■ Record list ■
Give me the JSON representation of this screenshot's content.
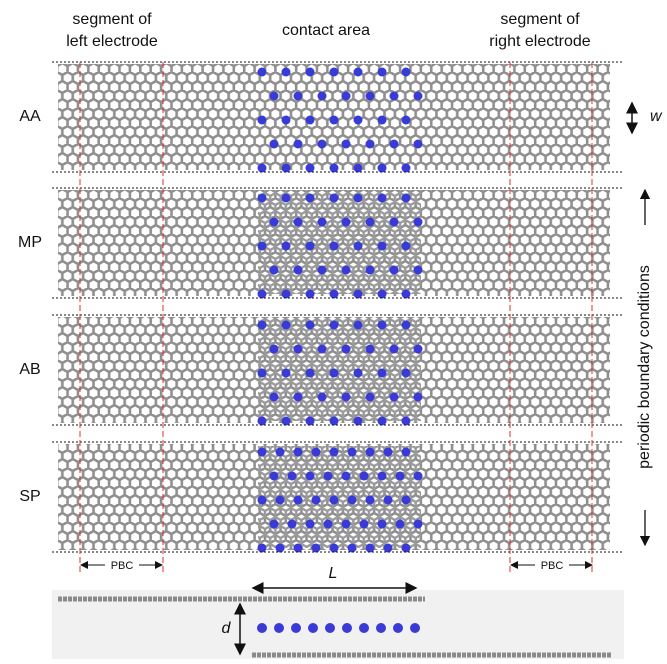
{
  "header": {
    "left": [
      "segment of",
      "left electrode"
    ],
    "center": "contact area",
    "right": [
      "segment of",
      "right electrode"
    ]
  },
  "rows": [
    {
      "label": "AA"
    },
    {
      "label": "MP"
    },
    {
      "label": "AB"
    },
    {
      "label": "SP"
    }
  ],
  "width_label": "w",
  "side_label": "periodic boundary conditions",
  "pbc_labels": [
    "PBC",
    "PBC"
  ],
  "side_view": {
    "length_label": "L",
    "distance_label": "d"
  }
}
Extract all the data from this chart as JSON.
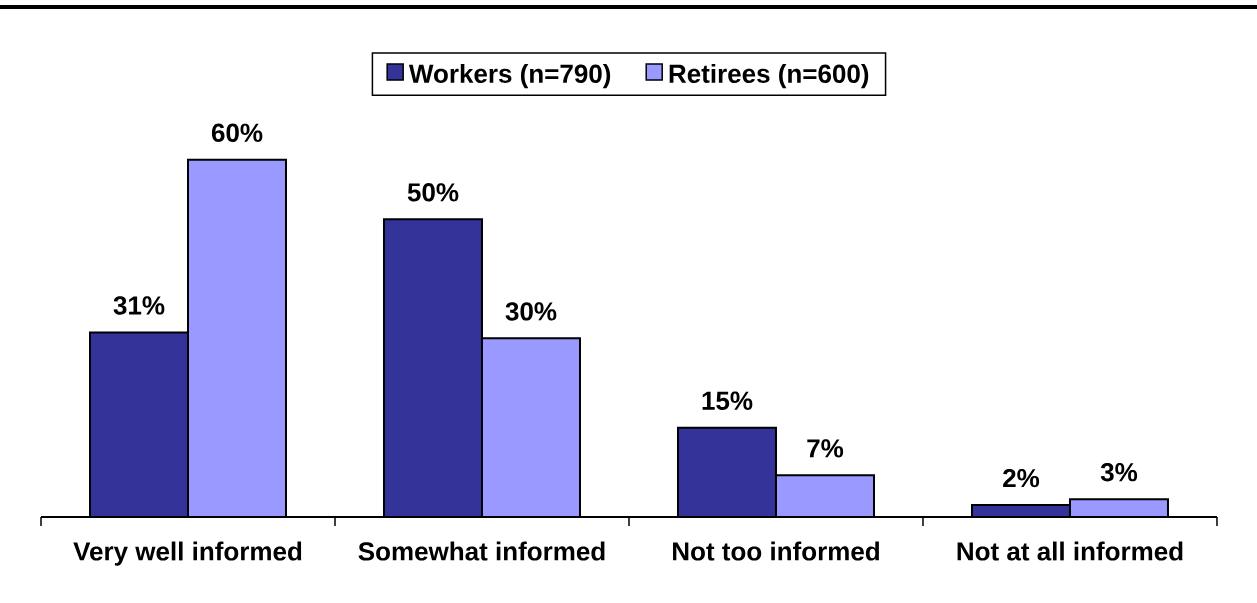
{
  "chart_data": {
    "type": "bar",
    "categories": [
      "Very well informed",
      "Somewhat informed",
      "Not too informed",
      "Not at all informed"
    ],
    "series": [
      {
        "name": "Workers (n=790)",
        "color": "#333399",
        "values": [
          31,
          50,
          15,
          2
        ],
        "value_labels": [
          "31%",
          "50%",
          "15%",
          "2%"
        ]
      },
      {
        "name": "Retirees (n=600)",
        "color": "#9999ff",
        "values": [
          60,
          30,
          7,
          3
        ],
        "value_labels": [
          "60%",
          "30%",
          "7%",
          "3%"
        ]
      }
    ],
    "legend": "top",
    "tick_labels": "x"
  }
}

■ Description of the task ■
A faithful copy of the records above is needed, with the pictures left out.

■ Result ■
Give me the JSON representation of this screenshot's content.
{
  "header": {
    "left": [
      "segment of",
      "left electrode"
    ],
    "center": "contact area",
    "right": [
      "segment of",
      "right electrode"
    ]
  },
  "rows": [
    {
      "label": "AA"
    },
    {
      "label": "MP"
    },
    {
      "label": "AB"
    },
    {
      "label": "SP"
    }
  ],
  "width_label": "w",
  "side_label": "periodic boundary conditions",
  "pbc_labels": [
    "PBC",
    "PBC"
  ],
  "side_view": {
    "length_label": "L",
    "distance_label": "d"
  }
}
Extract all the data from this chart as JSON.
{
  "chart_data": {
    "type": "bar",
    "categories": [
      "Very well informed",
      "Somewhat informed",
      "Not too informed",
      "Not at all informed"
    ],
    "series": [
      {
        "name": "Workers (n=790)",
        "color": "#333399",
        "values": [
          31,
          50,
          15,
          2
        ],
        "value_labels": [
          "31%",
          "50%",
          "15%",
          "2%"
        ]
      },
      {
        "name": "Retirees (n=600)",
        "color": "#9999ff",
        "values": [
          60,
          30,
          7,
          3
        ],
        "value_labels": [
          "60%",
          "30%",
          "7%",
          "3%"
        ]
      }
    ],
    "legend": "top",
    "tick_labels": "x"
  }
}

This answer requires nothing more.